### [WRITTEN TASK]
Find each line in the following listing that has the string "title", then state the count and nothing else.

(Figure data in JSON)
______

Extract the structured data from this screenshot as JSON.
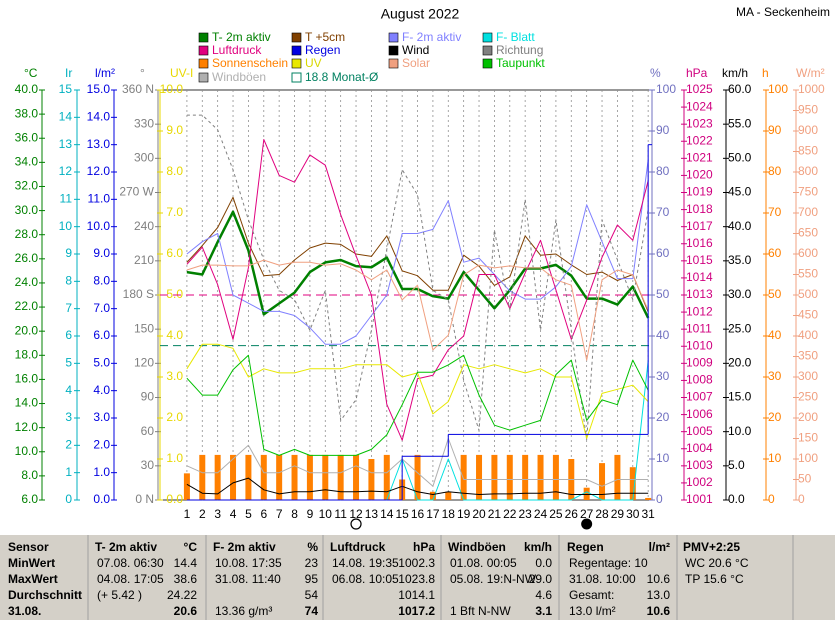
{
  "chart_data": {
    "type": "line",
    "title": "August 2022",
    "station": "MA - Seckenheim",
    "x": [
      1,
      2,
      3,
      4,
      5,
      6,
      7,
      8,
      9,
      10,
      11,
      12,
      13,
      14,
      15,
      16,
      17,
      18,
      19,
      20,
      21,
      22,
      23,
      24,
      25,
      26,
      27,
      28,
      29,
      30,
      31
    ],
    "xlim": [
      -0.75,
      31.25
    ],
    "xticks": [
      1,
      2,
      3,
      4,
      5,
      6,
      7,
      8,
      9,
      10,
      11,
      12,
      13,
      14,
      15,
      16,
      17,
      18,
      19,
      20,
      21,
      22,
      23,
      24,
      25,
      26,
      27,
      28,
      29,
      30,
      31
    ],
    "grid": true,
    "full_moon_day": 12,
    "new_moon_day": 27,
    "axes": [
      {
        "id": "temp",
        "side": "left",
        "unit": "°C",
        "color": "#008000",
        "lim": [
          6,
          40
        ],
        "ticks": [
          {
            "value": 6,
            "label": "6.0"
          },
          {
            "value": 8,
            "label": "8.0"
          },
          {
            "value": 10,
            "label": "10.0"
          },
          {
            "value": 12,
            "label": "12.0"
          },
          {
            "value": 14,
            "label": "14.0"
          },
          {
            "value": 16,
            "label": "16.0"
          },
          {
            "value": 18,
            "label": "18.0"
          },
          {
            "value": 20,
            "label": "20.0"
          },
          {
            "value": 22,
            "label": "22.0"
          },
          {
            "value": 24,
            "label": "24.0"
          },
          {
            "value": 26,
            "label": "26.0"
          },
          {
            "value": 28,
            "label": "28.0"
          },
          {
            "value": 30,
            "label": "30.0"
          },
          {
            "value": 32,
            "label": "32.0"
          },
          {
            "value": 34,
            "label": "34.0"
          },
          {
            "value": 36,
            "label": "36.0"
          },
          {
            "value": 38,
            "label": "38.0"
          },
          {
            "value": 40,
            "label": "40.0"
          }
        ]
      },
      {
        "id": "ir",
        "side": "left",
        "unit": "Ir",
        "color": "#00b0c0",
        "lim": [
          0,
          15
        ],
        "ticks": [
          0,
          1,
          2,
          3,
          4,
          5,
          6,
          7,
          8,
          9,
          10,
          11,
          12,
          13,
          14,
          15
        ]
      },
      {
        "id": "rain",
        "side": "left",
        "unit": "l/m²",
        "color": "#0000e0",
        "lim": [
          0,
          15
        ],
        "ticks": [
          {
            "value": 0,
            "label": "0.0"
          },
          {
            "value": 1,
            "label": "1.0"
          },
          {
            "value": 2,
            "label": "2.0"
          },
          {
            "value": 3,
            "label": "3.0"
          },
          {
            "value": 4,
            "label": "4.0"
          },
          {
            "value": 5,
            "label": "5.0"
          },
          {
            "value": 6,
            "label": "6.0"
          },
          {
            "value": 7,
            "label": "7.0"
          },
          {
            "value": 8,
            "label": "8.0"
          },
          {
            "value": 9,
            "label": "9.0"
          },
          {
            "value": 10,
            "label": "10.0"
          },
          {
            "value": 11,
            "label": "11.0"
          },
          {
            "value": 12,
            "label": "12.0"
          },
          {
            "value": 13,
            "label": "13.0"
          },
          {
            "value": 14,
            "label": "14.0"
          },
          {
            "value": 15,
            "label": "15.0"
          }
        ]
      },
      {
        "id": "dir",
        "side": "left",
        "unit": "°",
        "color": "#808080",
        "lim": [
          0,
          360
        ],
        "ticks": [
          {
            "value": 0,
            "label": "0 N"
          },
          30,
          60,
          90,
          120,
          150,
          {
            "value": 180,
            "label": "180 S"
          },
          210,
          240,
          {
            "value": 270,
            "label": "270 W"
          },
          300,
          330,
          {
            "value": 360,
            "label": "360 N"
          }
        ]
      },
      {
        "id": "uv",
        "side": "left",
        "unit": "UV-I",
        "color": "#e8d800",
        "lim": [
          0,
          10
        ],
        "ticks": [
          {
            "value": 0,
            "label": "0.0"
          },
          {
            "value": 1,
            "label": "1.0"
          },
          {
            "value": 2,
            "label": "2.0"
          },
          {
            "value": 3,
            "label": "3.0"
          },
          {
            "value": 4,
            "label": "4.0"
          },
          {
            "value": 5,
            "label": "5.0"
          },
          {
            "value": 6,
            "label": "6.0"
          },
          {
            "value": 7,
            "label": "7.0"
          },
          {
            "value": 8,
            "label": "8.0"
          },
          {
            "value": 9,
            "label": "9.0"
          },
          {
            "value": 10,
            "label": "10.0"
          }
        ]
      },
      {
        "id": "pct",
        "side": "right",
        "unit": "%",
        "color": "#7070c0",
        "lim": [
          0,
          100
        ],
        "ticks": [
          0,
          10,
          20,
          30,
          40,
          50,
          60,
          70,
          80,
          90,
          100
        ]
      },
      {
        "id": "hpa",
        "side": "right",
        "unit": "hPa",
        "color": "#d0007f",
        "lim": [
          1001,
          1025
        ],
        "ticks": [
          1001,
          1002,
          1003,
          1004,
          1005,
          1006,
          1007,
          1008,
          1009,
          1010,
          1011,
          1012,
          1013,
          1014,
          1015,
          1016,
          1017,
          1018,
          1019,
          1020,
          1021,
          1022,
          1023,
          1024,
          1025
        ]
      },
      {
        "id": "kmh",
        "side": "right",
        "unit": "km/h",
        "color": "#000000",
        "lim": [
          0,
          60
        ],
        "ticks": [
          {
            "value": 0,
            "label": "0.0"
          },
          {
            "value": 5,
            "label": "5.0"
          },
          {
            "value": 10,
            "label": "10.0"
          },
          {
            "value": 15,
            "label": "15.0"
          },
          {
            "value": 20,
            "label": "20.0"
          },
          {
            "value": 25,
            "label": "25.0"
          },
          {
            "value": 30,
            "label": "30.0"
          },
          {
            "value": 35,
            "label": "35.0"
          },
          {
            "value": 40,
            "label": "40.0"
          },
          {
            "value": 45,
            "label": "45.0"
          },
          {
            "value": 50,
            "label": "50.0"
          },
          {
            "value": 55,
            "label": "55.0"
          },
          {
            "value": 60,
            "label": "60.0"
          }
        ]
      },
      {
        "id": "h",
        "side": "right",
        "unit": "h",
        "color": "#ff8000",
        "lim": [
          0,
          100
        ],
        "ticks": [
          0,
          10,
          20,
          30,
          40,
          50,
          60,
          70,
          80,
          90,
          100
        ]
      },
      {
        "id": "wm2",
        "side": "right",
        "unit": "W/m²",
        "color": "#f0a080",
        "lim": [
          0,
          1000
        ],
        "ticks": [
          0,
          50,
          100,
          150,
          200,
          250,
          300,
          350,
          400,
          450,
          500,
          550,
          600,
          650,
          700,
          750,
          800,
          850,
          900,
          950,
          1000
        ]
      }
    ],
    "reference_lines": [
      {
        "axis": "hpa",
        "value": 1013,
        "color": "#e0007f"
      }
    ],
    "series": [
      {
        "name": "T- 2m aktiv",
        "color": "#008000",
        "axis": "temp",
        "kind": "line",
        "width": 2.5,
        "values": [
          24.9,
          24.7,
          27.4,
          29.9,
          26.7,
          21.4,
          22.3,
          23.2,
          24.9,
          25.7,
          25.9,
          25.4,
          25.3,
          26.1,
          23.5,
          23.5,
          22.9,
          22.7,
          24.9,
          23.4,
          21.9,
          23.4,
          25.2,
          25.2,
          25.5,
          24.6,
          22.7,
          22.7,
          22.2,
          23.7,
          21.1
        ]
      },
      {
        "name": "T +5cm",
        "color": "#804000",
        "axis": "temp",
        "kind": "line",
        "width": 1,
        "values": [
          25.7,
          27.1,
          28.6,
          31.1,
          27.3,
          24.6,
          24.7,
          25.9,
          26.9,
          27.3,
          27.2,
          26.4,
          26.2,
          27.9,
          25.0,
          24.6,
          23.4,
          23.4,
          26.3,
          25.4,
          23.8,
          24.5,
          27.9,
          26.3,
          26.4,
          25.5,
          24.7,
          24.9,
          24.2,
          24.7,
          21.6
        ]
      },
      {
        "name": "F- 2m aktiv",
        "color": "#8080ff",
        "axis": "pct",
        "kind": "line",
        "width": 1,
        "values": [
          60,
          63,
          65,
          50,
          48,
          46,
          46,
          45,
          42,
          38,
          38,
          40,
          45,
          50,
          65,
          65,
          66,
          73,
          58,
          59,
          55,
          51,
          49,
          49,
          52,
          57,
          72,
          63,
          54,
          54,
          83
        ]
      },
      {
        "name": "F- Blatt",
        "color": "#00e0e0",
        "axis": "pct",
        "kind": "line",
        "width": 1,
        "values": [
          0,
          0,
          0,
          0,
          0,
          0,
          0,
          0,
          0,
          0,
          0,
          0,
          0,
          0,
          10,
          0,
          0,
          10,
          0,
          0,
          0,
          0,
          0,
          0,
          0,
          0,
          2,
          0,
          0,
          0,
          34
        ]
      },
      {
        "name": "Luftdruck",
        "color": "#e0007f",
        "axis": "hpa",
        "kind": "line",
        "width": 1,
        "values": [
          1014.8,
          1015.8,
          1013.6,
          1010.4,
          1014.6,
          1022.1,
          1020.0,
          1019.6,
          1021.2,
          1020.6,
          1017.7,
          1015.3,
          1013.0,
          1006.6,
          1004.5,
          1008.1,
          1008.3,
          1009.8,
          1010.6,
          1014.2,
          1014.2,
          1012.2,
          1014.3,
          1016.2,
          1013.3,
          1010.4,
          1012.7,
          1015.2,
          1017.1,
          1016.2,
          1019.7
        ]
      },
      {
        "name": "Regen",
        "color": "#0000e0",
        "axis": "rain",
        "kind": "step",
        "width": 1,
        "values": [
          0,
          0,
          0,
          0,
          0,
          0,
          0,
          0,
          0,
          0,
          0,
          0,
          0,
          0,
          1.6,
          1.6,
          1.6,
          2.4,
          2.4,
          2.4,
          2.4,
          2.4,
          2.4,
          2.4,
          2.4,
          2.4,
          2.4,
          2.4,
          2.4,
          2.4,
          13.0
        ]
      },
      {
        "name": "Wind",
        "color": "#000000",
        "axis": "kmh",
        "kind": "line",
        "width": 1,
        "values": [
          2.3,
          1.0,
          0.9,
          2.5,
          3.2,
          1.5,
          0.9,
          1.2,
          1.2,
          1.5,
          1.2,
          1.2,
          1.3,
          1.2,
          2.0,
          1.2,
          0.8,
          1.2,
          1.0,
          0.8,
          0.9,
          0.9,
          1.0,
          1.0,
          1.2,
          0.8,
          0.8,
          0.8,
          1.0,
          1.0,
          1.0
        ]
      },
      {
        "name": "Richtung",
        "color": "#808080",
        "axis": "dir",
        "kind": "line",
        "width": 1,
        "dash": "3,3",
        "values": [
          338,
          338,
          325,
          290,
          246,
          211,
          184,
          176,
          149,
          184,
          70,
          88,
          149,
          220,
          290,
          268,
          184,
          176,
          105,
          61,
          237,
          167,
          264,
          149,
          246,
          149,
          53,
          246,
          211,
          176,
          255
        ]
      },
      {
        "name": "Sonnenschein",
        "color": "#ff8000",
        "axis": "h",
        "kind": "bar",
        "values": [
          6.5,
          11,
          11,
          11,
          11,
          11,
          11,
          11,
          11,
          11,
          11,
          11,
          10,
          11,
          5,
          11,
          2,
          2,
          11,
          11,
          11,
          11,
          11,
          11,
          11,
          10,
          3,
          9,
          11,
          8,
          0.5
        ]
      },
      {
        "name": "UV",
        "color": "#e8e800",
        "axis": "uv",
        "kind": "line",
        "width": 1,
        "values": [
          3.2,
          3.8,
          3.8,
          3.7,
          3.0,
          3.2,
          3.1,
          3.1,
          3.2,
          3.2,
          3.2,
          3.3,
          3.3,
          3.3,
          3.0,
          3.1,
          2.1,
          2.4,
          3.3,
          3.2,
          3.3,
          3.2,
          3.1,
          3.2,
          3.0,
          3.0,
          1.5,
          2.6,
          2.7,
          2.8,
          2.4
        ]
      },
      {
        "name": "Solar",
        "color": "#f0a080",
        "axis": "wm2",
        "kind": "line",
        "width": 1,
        "values": [
          561,
          573,
          573,
          571,
          571,
          585,
          573,
          580,
          580,
          573,
          576,
          561,
          537,
          561,
          488,
          524,
          366,
          402,
          549,
          573,
          566,
          571,
          566,
          566,
          537,
          524,
          341,
          537,
          561,
          549,
          463
        ]
      },
      {
        "name": "Taupunkt",
        "color": "#00c000",
        "axis": "temp",
        "kind": "line",
        "width": 1,
        "values": [
          16.1,
          14.7,
          14.7,
          16.8,
          18.0,
          10.2,
          9.7,
          10.2,
          9.7,
          9.7,
          9.7,
          9.7,
          10.2,
          11.4,
          13.9,
          16.6,
          16.6,
          17.2,
          18.0,
          14.7,
          12.2,
          11.8,
          12.2,
          12.6,
          16.4,
          17.6,
          12.6,
          14.3,
          13.9,
          17.6,
          15.1
        ]
      },
      {
        "name": "Windböen",
        "color": "#b0b0b0",
        "axis": "kmh",
        "kind": "line",
        "width": 1,
        "values": [
          5,
          4,
          4,
          6,
          8,
          4,
          4,
          5,
          4,
          4,
          4,
          5,
          4,
          4,
          6,
          4,
          2,
          9,
          3,
          3,
          3,
          3,
          3,
          3,
          3,
          3,
          3,
          2,
          3,
          3,
          3
        ]
      },
      {
        "name": "18.8 Monat-Ø",
        "color": "#008060",
        "axis": "temp",
        "kind": "hline",
        "value": 18.8
      }
    ]
  },
  "table": {
    "blocks": [
      {
        "title": "Sensor",
        "rows": [
          [
            "MinWert"
          ],
          [
            "MaxWert"
          ],
          [
            "Durchschnitt"
          ],
          [
            "31.08."
          ]
        ]
      },
      {
        "title": "T- 2m aktiv",
        "unit": "°C",
        "rows": [
          [
            "07.08. 06:30",
            "14.4"
          ],
          [
            "04.08. 17:05",
            "38.6"
          ],
          [
            "(+ 5.42 )",
            "24.22"
          ],
          [
            null,
            "20.6"
          ]
        ]
      },
      {
        "title": "F- 2m aktiv",
        "unit": "%",
        "rows": [
          [
            "10.08. 17:35",
            "23"
          ],
          [
            "31.08. 11:40",
            "95"
          ],
          [
            null,
            "54"
          ],
          [
            "13.36 g/m³",
            "74"
          ]
        ]
      },
      {
        "title": "Luftdruck",
        "unit": "hPa",
        "rows": [
          [
            "14.08. 19:35",
            "1002.3"
          ],
          [
            "06.08. 10:05",
            "1023.8"
          ],
          [
            null,
            "1014.1"
          ],
          [
            null,
            "1017.2"
          ]
        ]
      },
      {
        "title": "Windböen",
        "unit": "km/h",
        "rows": [
          [
            "01.08. 00:05",
            "0.0"
          ],
          [
            "05.08. 19:N-NW",
            "29.0"
          ],
          [
            null,
            "4.6"
          ],
          [
            "1 Bft N-NW",
            "3.1"
          ]
        ]
      },
      {
        "title": "Regen",
        "unit": "l/m²",
        "rows": [
          [
            "Regentage: 10"
          ],
          [
            "31.08. 10:00",
            "10.6"
          ],
          [
            "Gesamt:",
            "13.0"
          ],
          [
            "13.0 l/m²",
            "10.6"
          ]
        ]
      },
      {
        "title": "PMV+2:25",
        "rows": [
          [
            "WC 20.6 °C"
          ],
          [
            "TP 15.6 °C"
          ]
        ]
      }
    ]
  }
}
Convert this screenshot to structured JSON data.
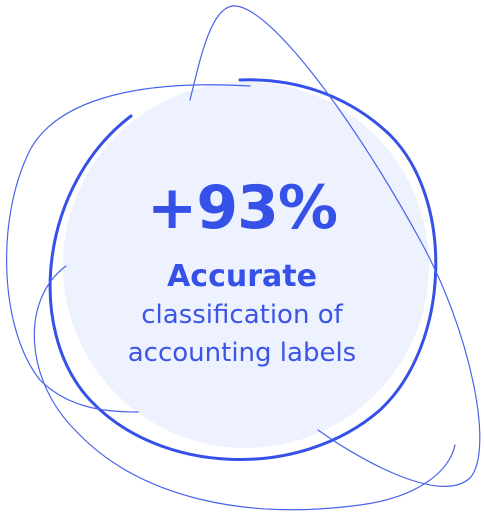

______

### [EXPECTED OUTPUT]
8